- **DATA TO PROCESS**:

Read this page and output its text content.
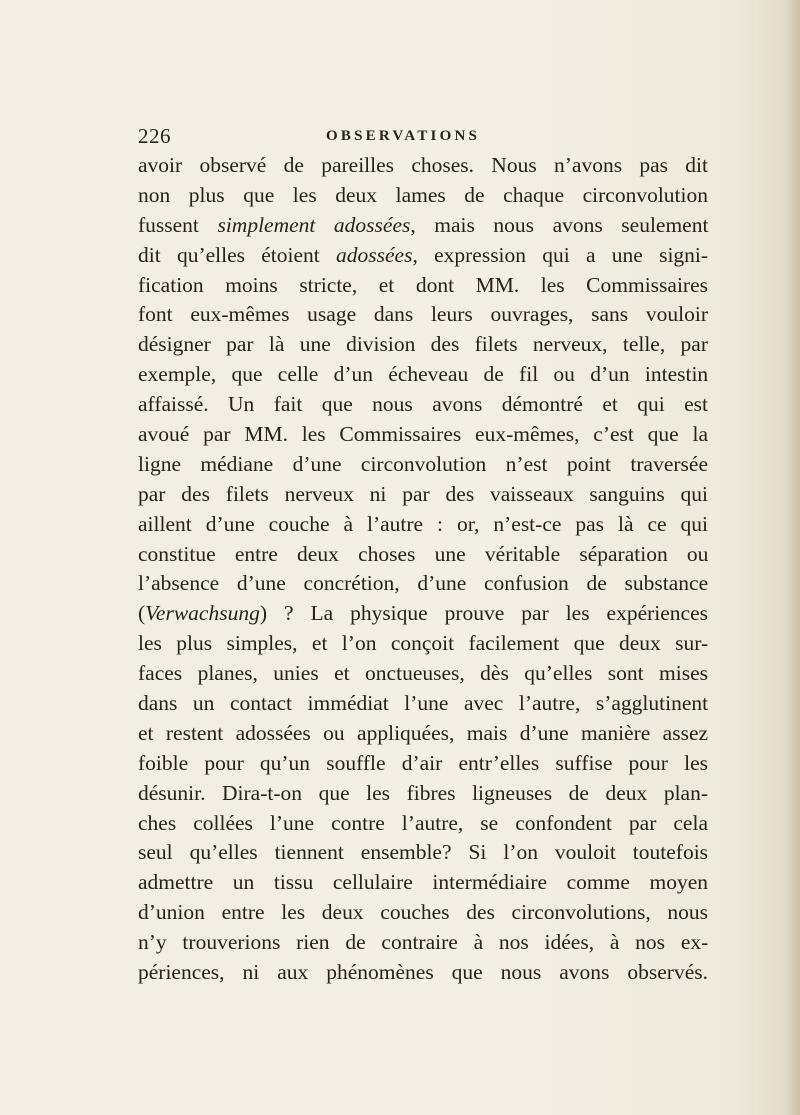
226	OBSERVATIONS
avoir observé de pareilles choses. Nous n’avons pas dit
non plus que les deux lames de chaque circonvolution
fussent simplement adossées, mais nous avons seulement
dit qu’elles étoient adossées, expression qui a une signi-
fication moins stricte, et dont MM. les Commissaires
font eux-mêmes usage dans leurs ouvrages, sans vouloir
désigner par là une division des filets nerveux, telle, par
exemple, que celle d’un écheveau de fil ou d’un intestin
affaissé. Un fait que nous avons démontré et qui est
avoué par MM. les Commissaires eux-mêmes, c’est que la
ligne médiane d’une circonvolution n’est point traversée
par des filets nerveux ni par des vaisseaux sanguins qui
aillent d’une couche à l’autre : or, n’est-ce pas là ce qui
constitue entre deux choses une véritable séparation ou
l’absence d’une concrétion, d’une confusion de substance
(Verwachsung) ? La physique prouve par les expériences
les plus simples, et l’on conçoit facilement que deux sur-
faces planes, unies et onctueuses, dès qu’elles sont mises
dans un contact immédiat l’une avec l’autre, s’agglutinent
et restent adossées ou appliquées, mais d’une manière assez
foible pour qu’un souffle d’air entr’elles suffise pour les
désunir. Dira-t-on que les fibres ligneuses de deux plan-
ches collées l’une contre l’autre, se confondent par cela
seul qu’elles tiennent ensemble? Si l’on vouloit toutefois
admettre un tissu cellulaire intermédiaire comme moyen
d’union entre les deux couches des circonvolutions, nous
n’y trouverions rien de contraire à nos idées, à nos ex-
périences, ni aux phénomènes que nous avons observés.
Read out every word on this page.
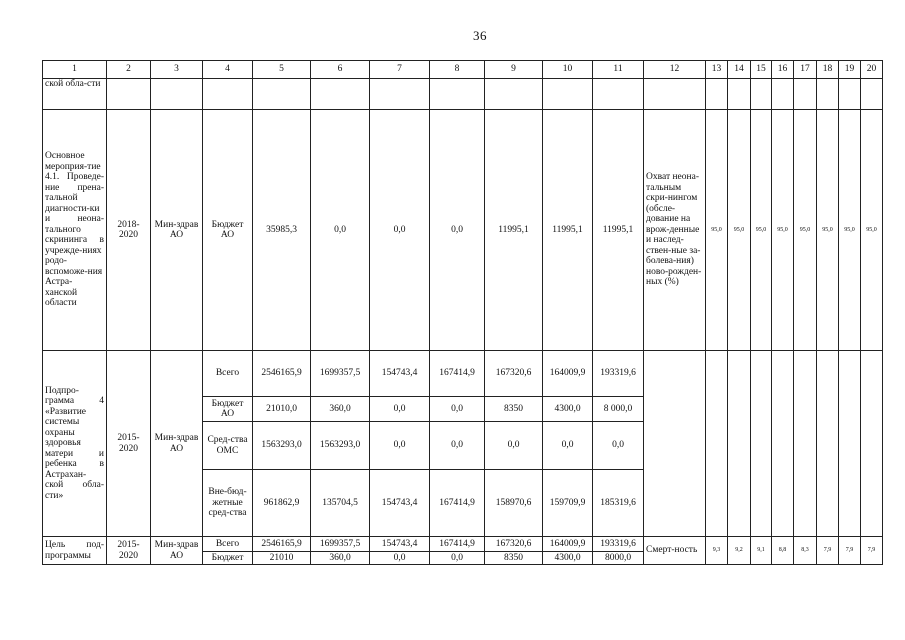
36
1	2	3	4	5	6	7	8	9	10	11	12	13	14	15	16	17	18	19	20
ской обла-сти																			
Основное мероприя-тие 4.1. Проведе-ние прена-тальной диагности-ки и неона-тального скрининга в учрежде-ниях родо-вспоможе-ния Астра-ханской области	2018-2020	Мин-здрав АО	Бюджет АО	35985,3	0,0	0,0	0,0	11995,1	11995,1	11995,1	Охват неона-тальным скри-нингом (обсле-дование на врож-денные и наслед-ствен-ные за-болева-ния) ново-рожден-ных (%)	95,0	95,0	95,0	95,0	95,0	95,0	95,0	95,0
Подпро-грамма 4 «Развитие системы охраны здоровья матери и ребенка в Астрахан-ской обла-сти»	2015-2020	Мин-здрав АО	Всего	2546165,9	1699357,5	154743,4	167414,9	167320,6	164009,9	193319,6									
			Бюджет АО	21010,0	360,0	0,0	0,0	8350	4300,0	8 000,0									
			Сред-ства ОМС	1563293,0	1563293,0	0,0	0,0	0,0	0,0	0,0									
			Вне-бюд-жетные сред-ства	961862,9	135704,5	154743,4	167414,9	158970,6	159709,9	185319,6									
Цель под-программы	2015-2020	Мин-здрав АО	Всего	2546165,9	1699357,5	154743,4	167414,9	167320,6	164009,9	193319,6	Смерт-ность	9,3	9,2	9,1	8,8	8,3	7,9	7,9	7,9
			Бюджет	21010	360,0	0,0	0,0	8350	4300,0	8000,0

- **WHAT YOU WILL DO**:
Find every line of the data that holds the string "mais", then say how many there are and nothing else.

- **EXPECTED OUTPUT**:
2